[Region annotation records]
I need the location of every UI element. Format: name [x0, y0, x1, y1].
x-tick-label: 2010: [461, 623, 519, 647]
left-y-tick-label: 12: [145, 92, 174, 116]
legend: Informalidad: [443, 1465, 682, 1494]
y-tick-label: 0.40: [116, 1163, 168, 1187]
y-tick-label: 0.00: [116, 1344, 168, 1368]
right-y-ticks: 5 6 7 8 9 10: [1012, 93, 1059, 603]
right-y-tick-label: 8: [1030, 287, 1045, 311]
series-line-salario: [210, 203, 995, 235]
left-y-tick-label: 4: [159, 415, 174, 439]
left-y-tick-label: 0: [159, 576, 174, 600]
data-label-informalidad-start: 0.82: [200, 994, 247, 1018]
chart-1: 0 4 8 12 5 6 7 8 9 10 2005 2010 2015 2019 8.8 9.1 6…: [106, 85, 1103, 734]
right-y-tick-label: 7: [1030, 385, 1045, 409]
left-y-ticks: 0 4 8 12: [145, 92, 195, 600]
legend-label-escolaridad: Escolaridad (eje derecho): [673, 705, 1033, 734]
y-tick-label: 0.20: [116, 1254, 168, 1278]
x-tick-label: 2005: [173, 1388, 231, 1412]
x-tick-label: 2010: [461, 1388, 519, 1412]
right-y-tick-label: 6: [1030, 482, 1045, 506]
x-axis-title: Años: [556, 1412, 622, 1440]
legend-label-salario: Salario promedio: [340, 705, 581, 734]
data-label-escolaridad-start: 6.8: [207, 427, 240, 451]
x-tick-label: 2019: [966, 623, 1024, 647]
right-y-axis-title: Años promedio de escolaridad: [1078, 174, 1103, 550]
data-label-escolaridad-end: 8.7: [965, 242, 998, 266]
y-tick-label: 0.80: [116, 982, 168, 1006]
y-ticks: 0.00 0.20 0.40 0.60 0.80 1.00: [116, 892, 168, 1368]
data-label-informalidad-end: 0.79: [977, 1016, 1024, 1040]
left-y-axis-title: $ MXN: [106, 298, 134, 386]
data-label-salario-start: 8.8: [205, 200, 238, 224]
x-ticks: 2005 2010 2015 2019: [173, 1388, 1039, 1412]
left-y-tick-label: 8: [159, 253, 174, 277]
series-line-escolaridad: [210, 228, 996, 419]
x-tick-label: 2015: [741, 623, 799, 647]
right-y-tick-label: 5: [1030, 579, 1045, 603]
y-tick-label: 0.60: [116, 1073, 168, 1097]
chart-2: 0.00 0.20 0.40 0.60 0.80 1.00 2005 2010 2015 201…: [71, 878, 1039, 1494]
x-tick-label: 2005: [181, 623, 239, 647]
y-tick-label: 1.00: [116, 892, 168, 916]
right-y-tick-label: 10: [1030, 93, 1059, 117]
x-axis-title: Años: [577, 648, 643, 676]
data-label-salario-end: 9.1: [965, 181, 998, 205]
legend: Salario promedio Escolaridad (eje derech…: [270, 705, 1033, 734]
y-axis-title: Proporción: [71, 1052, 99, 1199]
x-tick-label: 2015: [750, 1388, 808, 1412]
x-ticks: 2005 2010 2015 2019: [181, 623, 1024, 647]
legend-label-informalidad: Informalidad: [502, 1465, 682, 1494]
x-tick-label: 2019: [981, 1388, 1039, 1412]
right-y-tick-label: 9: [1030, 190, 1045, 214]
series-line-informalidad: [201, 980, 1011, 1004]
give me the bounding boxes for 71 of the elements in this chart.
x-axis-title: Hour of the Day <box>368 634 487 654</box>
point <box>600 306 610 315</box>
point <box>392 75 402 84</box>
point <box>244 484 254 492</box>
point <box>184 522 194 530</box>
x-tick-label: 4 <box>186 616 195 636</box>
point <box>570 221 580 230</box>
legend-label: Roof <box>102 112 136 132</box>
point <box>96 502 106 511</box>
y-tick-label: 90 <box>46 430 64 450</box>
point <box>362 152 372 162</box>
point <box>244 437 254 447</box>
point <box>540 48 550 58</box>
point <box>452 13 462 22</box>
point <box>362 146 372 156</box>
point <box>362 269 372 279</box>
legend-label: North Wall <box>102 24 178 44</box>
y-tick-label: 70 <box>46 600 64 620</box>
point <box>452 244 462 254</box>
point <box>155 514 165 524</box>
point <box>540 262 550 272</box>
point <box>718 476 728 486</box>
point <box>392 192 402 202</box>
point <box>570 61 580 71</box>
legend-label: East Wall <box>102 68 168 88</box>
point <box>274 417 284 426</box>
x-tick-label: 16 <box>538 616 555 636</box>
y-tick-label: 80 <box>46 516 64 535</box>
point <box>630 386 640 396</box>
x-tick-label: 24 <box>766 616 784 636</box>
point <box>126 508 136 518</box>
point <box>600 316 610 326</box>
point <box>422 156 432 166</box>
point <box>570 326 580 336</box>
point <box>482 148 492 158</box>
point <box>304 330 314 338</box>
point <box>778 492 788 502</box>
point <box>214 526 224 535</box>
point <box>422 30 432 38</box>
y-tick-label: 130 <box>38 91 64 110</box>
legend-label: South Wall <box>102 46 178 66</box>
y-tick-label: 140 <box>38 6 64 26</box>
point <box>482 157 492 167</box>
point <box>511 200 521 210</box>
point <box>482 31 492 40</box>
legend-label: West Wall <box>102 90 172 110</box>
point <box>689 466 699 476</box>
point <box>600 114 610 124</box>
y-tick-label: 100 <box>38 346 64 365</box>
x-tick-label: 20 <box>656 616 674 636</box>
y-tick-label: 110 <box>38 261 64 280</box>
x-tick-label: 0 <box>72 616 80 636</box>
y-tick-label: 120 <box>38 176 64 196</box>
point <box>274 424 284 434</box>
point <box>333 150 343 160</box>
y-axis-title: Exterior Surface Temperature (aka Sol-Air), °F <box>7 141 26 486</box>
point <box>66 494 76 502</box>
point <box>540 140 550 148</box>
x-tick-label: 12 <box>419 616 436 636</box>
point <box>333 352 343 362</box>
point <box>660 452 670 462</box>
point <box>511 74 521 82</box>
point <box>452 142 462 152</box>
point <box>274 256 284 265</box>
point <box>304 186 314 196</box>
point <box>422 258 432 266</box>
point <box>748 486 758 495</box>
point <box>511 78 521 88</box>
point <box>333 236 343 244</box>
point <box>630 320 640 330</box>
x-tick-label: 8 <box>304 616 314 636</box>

WORK INSTRUCTIONS: Return every line of the records above unchanged, character for character.

FINISHED TASK:
I need the location of every UI element. Format: name [x0, y0, x1, y1].
x-tick-label: 2010: [461, 623, 519, 647]
left-y-tick-label: 12: [145, 92, 174, 116]
legend: Informalidad: [443, 1465, 682, 1494]
y-tick-label: 0.40: [116, 1163, 168, 1187]
y-tick-label: 0.00: [116, 1344, 168, 1368]
right-y-ticks: 5 6 7 8 9 10: [1012, 93, 1059, 603]
right-y-tick-label: 8: [1030, 287, 1045, 311]
series-line-salario: [210, 203, 995, 235]
left-y-tick-label: 4: [159, 415, 174, 439]
left-y-tick-label: 0: [159, 576, 174, 600]
data-label-informalidad-start: 0.82: [200, 994, 247, 1018]
chart-1: 0 4 8 12 5 6 7 8 9 10 2005 2010 2015 2019 8.8 9.1 6…: [106, 85, 1103, 734]
right-y-tick-label: 7: [1030, 385, 1045, 409]
left-y-ticks: 0 4 8 12: [145, 92, 195, 600]
legend-label-escolaridad: Escolaridad (eje derecho): [673, 705, 1033, 734]
y-tick-label: 0.20: [116, 1254, 168, 1278]
x-tick-label: 2005: [173, 1388, 231, 1412]
x-tick-label: 2010: [461, 1388, 519, 1412]
right-y-tick-label: 6: [1030, 482, 1045, 506]
x-axis-title: Años: [556, 1412, 622, 1440]
legend-label-salario: Salario promedio: [340, 705, 581, 734]
data-label-escolaridad-start: 6.8: [207, 427, 240, 451]
x-tick-label: 2019: [966, 623, 1024, 647]
right-y-axis-title: Años promedio de escolaridad: [1078, 174, 1103, 550]
data-label-escolaridad-end: 8.7: [965, 242, 998, 266]
y-tick-label: 0.80: [116, 982, 168, 1006]
y-ticks: 0.00 0.20 0.40 0.60 0.80 1.00: [116, 892, 168, 1368]
data-label-informalidad-end: 0.79: [977, 1016, 1024, 1040]
left-y-axis-title: $ MXN: [106, 298, 134, 386]
data-label-salario-start: 8.8: [205, 200, 238, 224]
x-ticks: 2005 2010 2015 2019: [173, 1388, 1039, 1412]
left-y-tick-label: 8: [159, 253, 174, 277]
series-line-escolaridad: [210, 228, 996, 419]
x-tick-label: 2015: [741, 623, 799, 647]
right-y-tick-label: 5: [1030, 579, 1045, 603]
y-tick-label: 0.60: [116, 1073, 168, 1097]
chart-2: 0.00 0.20 0.40 0.60 0.80 1.00 2005 2010 2015 201…: [71, 878, 1039, 1494]
x-tick-label: 2005: [181, 623, 239, 647]
y-tick-label: 1.00: [116, 892, 168, 916]
right-y-tick-label: 10: [1030, 93, 1059, 117]
x-axis-title: Años: [577, 648, 643, 676]
data-label-salario-end: 9.1: [965, 181, 998, 205]
legend: Salario promedio Escolaridad (eje derech…: [270, 705, 1033, 734]
y-axis-title: Proporción: [71, 1052, 99, 1199]
x-tick-label: 2015: [750, 1388, 808, 1412]
x-ticks: 2005 2010 2015 2019: [181, 623, 1024, 647]
legend-label-informalidad: Informalidad: [502, 1465, 682, 1494]
x-tick-label: 2019: [981, 1388, 1039, 1412]
right-y-tick-label: 9: [1030, 190, 1045, 214]
series-line-informalidad: [201, 980, 1011, 1004]
give me the bounding boxes for 71 of the elements in this chart.
x-axis-title: Hour of the Day <box>368 634 487 654</box>
point <box>600 306 610 315</box>
point <box>392 75 402 84</box>
point <box>244 484 254 492</box>
point <box>184 522 194 530</box>
x-tick-label: 4 <box>186 616 195 636</box>
point <box>570 221 580 230</box>
legend-label: Roof <box>102 112 136 132</box>
point <box>96 502 106 511</box>
y-tick-label: 90 <box>46 430 64 450</box>
point <box>362 152 372 162</box>
point <box>244 437 254 447</box>
point <box>540 48 550 58</box>
point <box>452 13 462 22</box>
point <box>362 146 372 156</box>
point <box>362 269 372 279</box>
legend-label: North Wall <box>102 24 178 44</box>
y-tick-label: 70 <box>46 600 64 620</box>
point <box>452 244 462 254</box>
point <box>155 514 165 524</box>
point <box>540 262 550 272</box>
point <box>718 476 728 486</box>
point <box>392 192 402 202</box>
point <box>570 61 580 71</box>
legend-label: East Wall <box>102 68 168 88</box>
point <box>274 417 284 426</box>
x-tick-label: 16 <box>538 616 555 636</box>
y-tick-label: 80 <box>46 516 64 535</box>
point <box>630 386 640 396</box>
x-tick-label: 24 <box>766 616 784 636</box>
point <box>126 508 136 518</box>
point <box>600 316 610 326</box>
point <box>422 156 432 166</box>
point <box>570 326 580 336</box>
point <box>482 148 492 158</box>
point <box>304 330 314 338</box>
point <box>778 492 788 502</box>
point <box>214 526 224 535</box>
point <box>422 30 432 38</box>
y-tick-label: 130 <box>38 91 64 110</box>
legend-label: South Wall <box>102 46 178 66</box>
y-tick-label: 140 <box>38 6 64 26</box>
point <box>482 157 492 167</box>
point <box>511 200 521 210</box>
point <box>482 31 492 40</box>
legend-label: West Wall <box>102 90 172 110</box>
point <box>689 466 699 476</box>
point <box>600 114 610 124</box>
y-tick-label: 100 <box>38 346 64 365</box>
x-tick-label: 20 <box>656 616 674 636</box>
y-tick-label: 110 <box>38 261 64 280</box>
x-tick-label: 0 <box>72 616 80 636</box>
y-tick-label: 120 <box>38 176 64 196</box>
point <box>274 424 284 434</box>
point <box>333 150 343 160</box>
y-axis-title: Exterior Surface Temperature (aka Sol-Air), °F <box>7 141 26 486</box>
point <box>66 494 76 502</box>
point <box>540 140 550 148</box>
x-tick-label: 12 <box>419 616 436 636</box>
point <box>333 352 343 362</box>
point <box>660 452 670 462</box>
point <box>511 74 521 82</box>
point <box>452 142 462 152</box>
point <box>274 256 284 265</box>
point <box>304 186 314 196</box>
point <box>422 258 432 266</box>
point <box>748 486 758 495</box>
point <box>511 78 521 88</box>
point <box>333 236 343 244</box>
point <box>630 320 640 330</box>
x-tick-label: 8 <box>304 616 314 636</box>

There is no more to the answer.